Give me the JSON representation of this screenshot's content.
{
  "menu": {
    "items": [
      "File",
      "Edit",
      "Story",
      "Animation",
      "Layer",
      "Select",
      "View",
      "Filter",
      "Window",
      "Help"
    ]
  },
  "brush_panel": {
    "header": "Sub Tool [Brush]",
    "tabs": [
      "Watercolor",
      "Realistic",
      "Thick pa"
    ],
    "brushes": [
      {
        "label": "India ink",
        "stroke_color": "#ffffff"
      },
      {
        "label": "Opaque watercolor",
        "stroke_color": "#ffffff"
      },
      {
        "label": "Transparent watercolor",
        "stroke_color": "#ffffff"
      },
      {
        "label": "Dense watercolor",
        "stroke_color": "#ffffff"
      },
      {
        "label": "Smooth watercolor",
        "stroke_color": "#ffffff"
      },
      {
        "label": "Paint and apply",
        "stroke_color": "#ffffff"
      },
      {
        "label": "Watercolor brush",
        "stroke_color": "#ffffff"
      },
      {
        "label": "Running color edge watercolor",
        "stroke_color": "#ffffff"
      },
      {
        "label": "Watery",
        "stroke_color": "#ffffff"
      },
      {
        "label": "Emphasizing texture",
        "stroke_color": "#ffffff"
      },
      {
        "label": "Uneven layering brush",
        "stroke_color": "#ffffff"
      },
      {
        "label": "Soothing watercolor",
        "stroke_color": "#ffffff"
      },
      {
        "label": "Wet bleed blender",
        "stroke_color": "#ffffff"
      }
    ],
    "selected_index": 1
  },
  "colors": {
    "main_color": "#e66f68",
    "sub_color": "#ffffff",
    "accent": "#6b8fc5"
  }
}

**Work to do**
Return the entries above exactly, each one complete.

**Solution to this exercise**
Give me the JSON representation of this screenshot's content.
{
  "menu": {
    "items": [
      "File",
      "Edit",
      "Story",
      "Animation",
      "Layer",
      "Select",
      "View",
      "Filter",
      "Window",
      "Help"
    ]
  },
  "brush_panel": {
    "header": "Sub Tool [Brush]",
    "tabs": [
      "Watercolor",
      "Realistic",
      "Thick pa"
    ],
    "brushes": [
      {
        "label": "India ink",
        "stroke_color": "#ffffff"
      },
      {
        "label": "Opaque watercolor",
        "stroke_color": "#ffffff"
      },
      {
        "label": "Transparent watercolor",
        "stroke_color": "#ffffff"
      },
      {
        "label": "Dense watercolor",
        "stroke_color": "#ffffff"
      },
      {
        "label": "Smooth watercolor",
        "stroke_color": "#ffffff"
      },
      {
        "label": "Paint and apply",
        "stroke_color": "#ffffff"
      },
      {
        "label": "Watercolor brush",
        "stroke_color": "#ffffff"
      },
      {
        "label": "Running color edge watercolor",
        "stroke_color": "#ffffff"
      },
      {
        "label": "Watery",
        "stroke_color": "#ffffff"
      },
      {
        "label": "Emphasizing texture",
        "stroke_color": "#ffffff"
      },
      {
        "label": "Uneven layering brush",
        "stroke_color": "#ffffff"
      },
      {
        "label": "Soothing watercolor",
        "stroke_color": "#ffffff"
      },
      {
        "label": "Wet bleed blender",
        "stroke_color": "#ffffff"
      }
    ],
    "selected_index": 1
  },
  "colors": {
    "main_color": "#e66f68",
    "sub_color": "#ffffff",
    "accent": "#6b8fc5"
  }
}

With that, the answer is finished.